Brief —
Copy each line of the records that contains the word "delta".

..........

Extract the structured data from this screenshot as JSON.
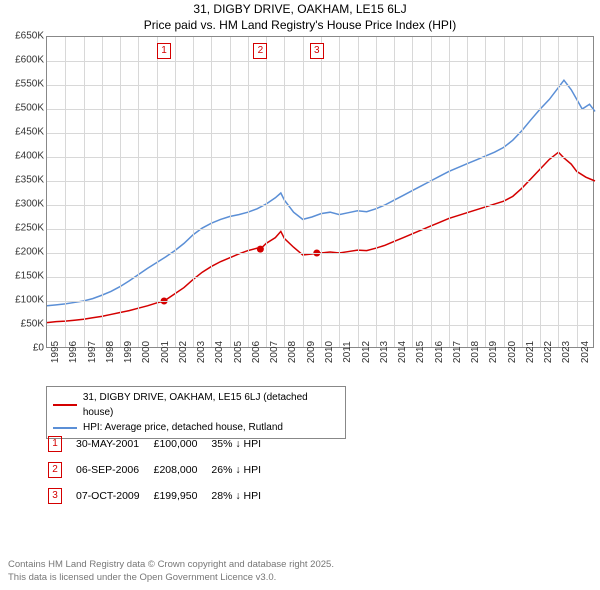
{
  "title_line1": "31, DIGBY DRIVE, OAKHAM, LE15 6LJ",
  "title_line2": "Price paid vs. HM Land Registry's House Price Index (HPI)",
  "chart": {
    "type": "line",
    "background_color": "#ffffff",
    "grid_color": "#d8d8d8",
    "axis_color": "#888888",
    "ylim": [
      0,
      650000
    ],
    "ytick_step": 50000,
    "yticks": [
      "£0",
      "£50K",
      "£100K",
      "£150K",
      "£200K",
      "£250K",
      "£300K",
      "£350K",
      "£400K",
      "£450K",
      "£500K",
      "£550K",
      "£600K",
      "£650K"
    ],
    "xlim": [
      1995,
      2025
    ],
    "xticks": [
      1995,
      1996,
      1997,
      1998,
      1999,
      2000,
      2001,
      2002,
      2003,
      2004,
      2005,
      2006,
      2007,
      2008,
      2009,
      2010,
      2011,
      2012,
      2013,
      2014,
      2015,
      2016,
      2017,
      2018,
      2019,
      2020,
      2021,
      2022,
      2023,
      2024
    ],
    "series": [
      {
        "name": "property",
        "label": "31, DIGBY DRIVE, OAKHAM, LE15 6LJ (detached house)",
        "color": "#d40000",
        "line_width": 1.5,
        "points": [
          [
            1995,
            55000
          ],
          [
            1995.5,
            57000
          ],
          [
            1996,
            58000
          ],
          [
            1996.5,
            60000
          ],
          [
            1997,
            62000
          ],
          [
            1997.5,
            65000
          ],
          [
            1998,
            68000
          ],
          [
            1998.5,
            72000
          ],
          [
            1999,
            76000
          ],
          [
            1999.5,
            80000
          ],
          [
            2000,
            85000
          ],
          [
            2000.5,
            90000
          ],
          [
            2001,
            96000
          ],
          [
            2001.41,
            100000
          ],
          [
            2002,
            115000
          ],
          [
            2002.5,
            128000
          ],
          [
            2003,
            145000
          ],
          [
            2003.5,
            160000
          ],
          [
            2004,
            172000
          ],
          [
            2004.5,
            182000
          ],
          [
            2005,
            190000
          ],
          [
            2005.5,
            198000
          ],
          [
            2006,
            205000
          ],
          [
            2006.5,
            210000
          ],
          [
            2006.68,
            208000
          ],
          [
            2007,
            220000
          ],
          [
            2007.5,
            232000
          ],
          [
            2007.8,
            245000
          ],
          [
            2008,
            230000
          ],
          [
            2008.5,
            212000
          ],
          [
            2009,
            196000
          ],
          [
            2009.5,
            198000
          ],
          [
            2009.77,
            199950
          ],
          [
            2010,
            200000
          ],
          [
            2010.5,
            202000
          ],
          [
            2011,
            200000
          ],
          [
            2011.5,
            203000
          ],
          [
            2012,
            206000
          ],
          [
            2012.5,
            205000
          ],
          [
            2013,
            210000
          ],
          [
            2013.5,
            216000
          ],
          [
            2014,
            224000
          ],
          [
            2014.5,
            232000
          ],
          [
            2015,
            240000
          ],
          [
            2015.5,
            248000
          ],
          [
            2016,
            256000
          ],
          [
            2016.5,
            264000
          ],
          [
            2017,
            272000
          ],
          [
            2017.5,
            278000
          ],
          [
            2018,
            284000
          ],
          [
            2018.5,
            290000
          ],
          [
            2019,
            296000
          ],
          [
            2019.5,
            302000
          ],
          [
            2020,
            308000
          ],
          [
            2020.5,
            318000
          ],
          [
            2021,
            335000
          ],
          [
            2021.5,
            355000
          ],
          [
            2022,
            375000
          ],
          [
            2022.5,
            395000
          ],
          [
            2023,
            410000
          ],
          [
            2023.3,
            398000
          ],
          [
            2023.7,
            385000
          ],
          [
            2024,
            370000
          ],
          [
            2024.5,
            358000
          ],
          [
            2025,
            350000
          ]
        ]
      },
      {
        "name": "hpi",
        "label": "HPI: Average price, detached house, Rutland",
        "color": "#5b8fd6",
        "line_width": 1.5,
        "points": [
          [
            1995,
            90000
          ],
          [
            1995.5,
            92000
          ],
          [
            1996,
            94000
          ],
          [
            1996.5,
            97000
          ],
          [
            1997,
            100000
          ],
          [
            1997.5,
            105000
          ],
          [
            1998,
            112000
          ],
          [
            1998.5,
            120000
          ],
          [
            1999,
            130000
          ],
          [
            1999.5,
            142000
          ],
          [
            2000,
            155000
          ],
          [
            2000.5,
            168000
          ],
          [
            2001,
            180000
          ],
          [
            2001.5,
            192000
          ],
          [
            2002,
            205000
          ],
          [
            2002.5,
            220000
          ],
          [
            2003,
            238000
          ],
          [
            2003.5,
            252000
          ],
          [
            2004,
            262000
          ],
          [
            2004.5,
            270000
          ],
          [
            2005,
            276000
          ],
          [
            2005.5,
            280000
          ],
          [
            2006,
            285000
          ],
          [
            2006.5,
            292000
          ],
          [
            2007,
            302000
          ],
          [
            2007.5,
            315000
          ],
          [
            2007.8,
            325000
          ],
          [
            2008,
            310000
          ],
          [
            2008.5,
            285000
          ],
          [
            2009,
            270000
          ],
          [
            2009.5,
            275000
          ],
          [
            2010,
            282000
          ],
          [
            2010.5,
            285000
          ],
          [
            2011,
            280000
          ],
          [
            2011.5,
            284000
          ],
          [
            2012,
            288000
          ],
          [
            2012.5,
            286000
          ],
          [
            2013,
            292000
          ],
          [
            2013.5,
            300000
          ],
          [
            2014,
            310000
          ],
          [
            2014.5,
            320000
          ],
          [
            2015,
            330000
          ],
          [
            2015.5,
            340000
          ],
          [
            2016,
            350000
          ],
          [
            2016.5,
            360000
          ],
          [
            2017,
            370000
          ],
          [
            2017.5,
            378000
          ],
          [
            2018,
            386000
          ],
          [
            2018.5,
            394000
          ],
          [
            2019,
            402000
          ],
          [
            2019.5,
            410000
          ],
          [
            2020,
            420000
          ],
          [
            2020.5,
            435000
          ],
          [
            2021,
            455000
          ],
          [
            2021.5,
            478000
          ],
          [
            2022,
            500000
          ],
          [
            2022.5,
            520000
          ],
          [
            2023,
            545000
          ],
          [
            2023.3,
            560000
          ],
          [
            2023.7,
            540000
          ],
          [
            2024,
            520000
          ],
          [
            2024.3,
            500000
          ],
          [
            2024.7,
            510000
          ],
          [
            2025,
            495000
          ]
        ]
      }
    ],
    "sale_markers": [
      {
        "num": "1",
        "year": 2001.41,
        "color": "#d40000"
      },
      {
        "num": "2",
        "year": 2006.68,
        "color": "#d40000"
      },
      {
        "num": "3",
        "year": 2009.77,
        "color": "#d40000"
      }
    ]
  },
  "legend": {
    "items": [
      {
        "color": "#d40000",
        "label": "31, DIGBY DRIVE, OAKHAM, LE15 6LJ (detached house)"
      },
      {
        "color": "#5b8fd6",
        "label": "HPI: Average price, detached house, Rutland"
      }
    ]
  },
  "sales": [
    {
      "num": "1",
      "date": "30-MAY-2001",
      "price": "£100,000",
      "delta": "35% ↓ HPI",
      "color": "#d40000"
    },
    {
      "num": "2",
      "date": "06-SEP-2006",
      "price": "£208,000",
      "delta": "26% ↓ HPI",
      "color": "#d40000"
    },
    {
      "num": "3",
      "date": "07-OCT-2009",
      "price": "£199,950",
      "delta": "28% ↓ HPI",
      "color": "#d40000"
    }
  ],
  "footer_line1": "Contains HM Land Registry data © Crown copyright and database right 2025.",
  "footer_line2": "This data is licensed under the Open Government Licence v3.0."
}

..........

Solution below —
      "delta": "35% ↓ HPI",
      "delta": "26% ↓ HPI",
      "delta": "28% ↓ HPI",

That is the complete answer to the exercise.